* _EXERCISE DETAILS_:
Looking through the listing, how many of its lines hold the word "ALEJANDRO"? Answer with only the number.

[Stored items]
— begin —

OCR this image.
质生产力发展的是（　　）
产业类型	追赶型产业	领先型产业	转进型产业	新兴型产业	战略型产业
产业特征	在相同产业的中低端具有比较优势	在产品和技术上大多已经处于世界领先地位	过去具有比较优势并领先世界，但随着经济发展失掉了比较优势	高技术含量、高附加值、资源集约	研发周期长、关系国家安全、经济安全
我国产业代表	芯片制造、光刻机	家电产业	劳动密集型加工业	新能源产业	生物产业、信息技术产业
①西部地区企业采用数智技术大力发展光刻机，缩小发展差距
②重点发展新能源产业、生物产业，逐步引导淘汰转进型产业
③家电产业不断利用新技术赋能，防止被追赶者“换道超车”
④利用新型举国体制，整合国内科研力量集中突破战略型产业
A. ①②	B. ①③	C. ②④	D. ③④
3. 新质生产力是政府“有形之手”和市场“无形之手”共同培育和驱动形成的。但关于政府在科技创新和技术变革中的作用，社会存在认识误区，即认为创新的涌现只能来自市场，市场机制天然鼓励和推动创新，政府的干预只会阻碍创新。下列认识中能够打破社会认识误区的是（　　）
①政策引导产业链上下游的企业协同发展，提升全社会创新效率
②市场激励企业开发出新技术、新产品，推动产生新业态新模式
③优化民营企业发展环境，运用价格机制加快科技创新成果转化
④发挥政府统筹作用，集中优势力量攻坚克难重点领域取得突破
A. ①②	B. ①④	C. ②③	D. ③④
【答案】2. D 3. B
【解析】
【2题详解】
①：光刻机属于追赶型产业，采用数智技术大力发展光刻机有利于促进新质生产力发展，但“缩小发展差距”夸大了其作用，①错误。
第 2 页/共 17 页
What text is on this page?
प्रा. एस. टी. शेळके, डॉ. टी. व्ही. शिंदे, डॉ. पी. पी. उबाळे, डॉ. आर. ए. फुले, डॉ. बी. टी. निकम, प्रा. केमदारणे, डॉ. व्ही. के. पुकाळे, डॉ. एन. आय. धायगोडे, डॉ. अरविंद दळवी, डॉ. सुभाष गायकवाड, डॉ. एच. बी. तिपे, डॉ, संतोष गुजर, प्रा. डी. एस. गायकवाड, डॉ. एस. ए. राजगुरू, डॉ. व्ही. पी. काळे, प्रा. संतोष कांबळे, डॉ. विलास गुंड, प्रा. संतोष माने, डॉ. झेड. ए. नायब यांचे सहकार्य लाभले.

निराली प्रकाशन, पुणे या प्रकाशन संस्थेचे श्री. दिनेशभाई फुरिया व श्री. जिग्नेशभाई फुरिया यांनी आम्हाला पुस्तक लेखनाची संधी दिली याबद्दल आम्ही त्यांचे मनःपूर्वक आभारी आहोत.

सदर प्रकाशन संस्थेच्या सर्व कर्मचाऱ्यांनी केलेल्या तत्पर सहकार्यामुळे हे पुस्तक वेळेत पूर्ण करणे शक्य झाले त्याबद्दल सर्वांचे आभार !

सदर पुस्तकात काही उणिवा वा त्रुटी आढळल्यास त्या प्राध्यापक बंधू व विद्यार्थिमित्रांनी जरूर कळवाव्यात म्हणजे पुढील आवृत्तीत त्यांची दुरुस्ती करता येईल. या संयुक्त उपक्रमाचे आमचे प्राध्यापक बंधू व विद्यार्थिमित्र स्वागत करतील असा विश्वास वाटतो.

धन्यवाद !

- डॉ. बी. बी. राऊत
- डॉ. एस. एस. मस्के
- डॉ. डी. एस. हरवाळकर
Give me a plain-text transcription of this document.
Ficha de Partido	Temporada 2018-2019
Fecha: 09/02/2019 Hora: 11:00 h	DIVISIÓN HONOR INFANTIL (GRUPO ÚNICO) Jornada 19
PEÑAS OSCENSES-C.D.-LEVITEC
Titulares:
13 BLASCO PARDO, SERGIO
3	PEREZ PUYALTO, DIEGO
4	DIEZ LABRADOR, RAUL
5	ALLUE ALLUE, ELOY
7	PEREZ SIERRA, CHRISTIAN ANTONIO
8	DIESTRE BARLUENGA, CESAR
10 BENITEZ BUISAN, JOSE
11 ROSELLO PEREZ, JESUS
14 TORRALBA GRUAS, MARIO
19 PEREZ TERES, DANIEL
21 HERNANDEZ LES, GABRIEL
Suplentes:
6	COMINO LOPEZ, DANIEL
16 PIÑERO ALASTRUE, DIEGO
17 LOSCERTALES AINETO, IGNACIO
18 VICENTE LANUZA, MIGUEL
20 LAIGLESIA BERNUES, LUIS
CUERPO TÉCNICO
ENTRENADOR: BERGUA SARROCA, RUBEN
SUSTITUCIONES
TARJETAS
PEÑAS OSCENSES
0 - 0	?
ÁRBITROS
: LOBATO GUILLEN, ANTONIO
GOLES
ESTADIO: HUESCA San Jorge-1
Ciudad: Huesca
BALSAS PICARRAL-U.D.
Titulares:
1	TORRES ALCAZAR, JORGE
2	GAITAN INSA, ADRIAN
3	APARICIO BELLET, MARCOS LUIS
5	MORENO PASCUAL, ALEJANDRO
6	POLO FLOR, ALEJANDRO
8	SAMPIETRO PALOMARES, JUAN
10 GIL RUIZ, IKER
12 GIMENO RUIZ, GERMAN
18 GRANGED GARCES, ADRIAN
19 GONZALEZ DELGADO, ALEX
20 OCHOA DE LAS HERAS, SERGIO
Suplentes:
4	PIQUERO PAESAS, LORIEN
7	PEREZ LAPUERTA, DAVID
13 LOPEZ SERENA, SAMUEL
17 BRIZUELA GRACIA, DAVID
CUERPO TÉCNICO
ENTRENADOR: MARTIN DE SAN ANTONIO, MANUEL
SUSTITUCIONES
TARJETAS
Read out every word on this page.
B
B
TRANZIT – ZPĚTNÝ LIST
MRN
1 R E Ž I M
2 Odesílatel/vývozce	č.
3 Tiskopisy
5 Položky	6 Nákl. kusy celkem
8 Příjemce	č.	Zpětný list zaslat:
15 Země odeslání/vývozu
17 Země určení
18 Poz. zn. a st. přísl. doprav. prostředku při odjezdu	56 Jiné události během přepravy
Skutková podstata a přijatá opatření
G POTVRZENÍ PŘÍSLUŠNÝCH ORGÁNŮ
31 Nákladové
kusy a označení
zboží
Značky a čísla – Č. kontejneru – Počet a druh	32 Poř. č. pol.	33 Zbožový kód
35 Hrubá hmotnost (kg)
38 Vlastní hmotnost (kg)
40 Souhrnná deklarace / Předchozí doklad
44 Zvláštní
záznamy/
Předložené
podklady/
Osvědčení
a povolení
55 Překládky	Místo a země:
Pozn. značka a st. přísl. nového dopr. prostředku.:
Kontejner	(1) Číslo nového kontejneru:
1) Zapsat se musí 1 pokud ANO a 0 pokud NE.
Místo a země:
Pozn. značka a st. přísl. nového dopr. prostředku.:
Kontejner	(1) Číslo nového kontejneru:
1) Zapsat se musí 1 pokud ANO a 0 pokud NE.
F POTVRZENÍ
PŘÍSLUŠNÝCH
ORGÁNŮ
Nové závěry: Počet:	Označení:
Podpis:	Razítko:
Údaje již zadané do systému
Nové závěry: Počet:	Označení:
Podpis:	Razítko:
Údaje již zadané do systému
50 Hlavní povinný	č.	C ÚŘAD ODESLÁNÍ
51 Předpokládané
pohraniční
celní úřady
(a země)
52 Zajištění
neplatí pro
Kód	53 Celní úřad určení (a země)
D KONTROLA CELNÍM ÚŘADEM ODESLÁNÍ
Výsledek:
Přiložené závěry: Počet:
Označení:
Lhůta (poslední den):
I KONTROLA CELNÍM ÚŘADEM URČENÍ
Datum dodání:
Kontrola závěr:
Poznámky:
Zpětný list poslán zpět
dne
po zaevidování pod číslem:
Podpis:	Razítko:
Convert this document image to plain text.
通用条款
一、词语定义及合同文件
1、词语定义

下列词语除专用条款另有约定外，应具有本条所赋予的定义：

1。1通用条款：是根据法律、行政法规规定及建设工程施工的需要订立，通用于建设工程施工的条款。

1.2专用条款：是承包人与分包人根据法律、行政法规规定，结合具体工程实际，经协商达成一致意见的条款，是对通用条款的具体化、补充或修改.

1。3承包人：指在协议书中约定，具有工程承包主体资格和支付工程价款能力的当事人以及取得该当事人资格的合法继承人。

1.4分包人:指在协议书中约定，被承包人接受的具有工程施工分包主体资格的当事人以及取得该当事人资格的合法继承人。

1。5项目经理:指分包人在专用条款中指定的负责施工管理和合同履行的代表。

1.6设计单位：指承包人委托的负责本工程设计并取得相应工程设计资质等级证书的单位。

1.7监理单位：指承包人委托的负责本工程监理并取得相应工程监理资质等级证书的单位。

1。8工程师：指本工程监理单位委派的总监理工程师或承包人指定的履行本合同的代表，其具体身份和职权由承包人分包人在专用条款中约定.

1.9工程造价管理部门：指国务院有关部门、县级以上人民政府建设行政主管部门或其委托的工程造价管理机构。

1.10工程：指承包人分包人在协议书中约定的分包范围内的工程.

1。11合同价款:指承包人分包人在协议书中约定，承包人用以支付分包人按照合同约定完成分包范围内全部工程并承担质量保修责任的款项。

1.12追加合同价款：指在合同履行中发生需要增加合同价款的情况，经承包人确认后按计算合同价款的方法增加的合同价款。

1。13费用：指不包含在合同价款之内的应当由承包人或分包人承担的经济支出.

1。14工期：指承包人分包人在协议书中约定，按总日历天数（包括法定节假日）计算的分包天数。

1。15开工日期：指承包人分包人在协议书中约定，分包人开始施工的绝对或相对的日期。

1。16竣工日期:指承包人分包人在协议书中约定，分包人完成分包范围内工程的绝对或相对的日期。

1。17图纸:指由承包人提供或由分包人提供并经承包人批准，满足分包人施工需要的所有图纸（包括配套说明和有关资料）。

— end —

* _ANSWER BELOW_:
2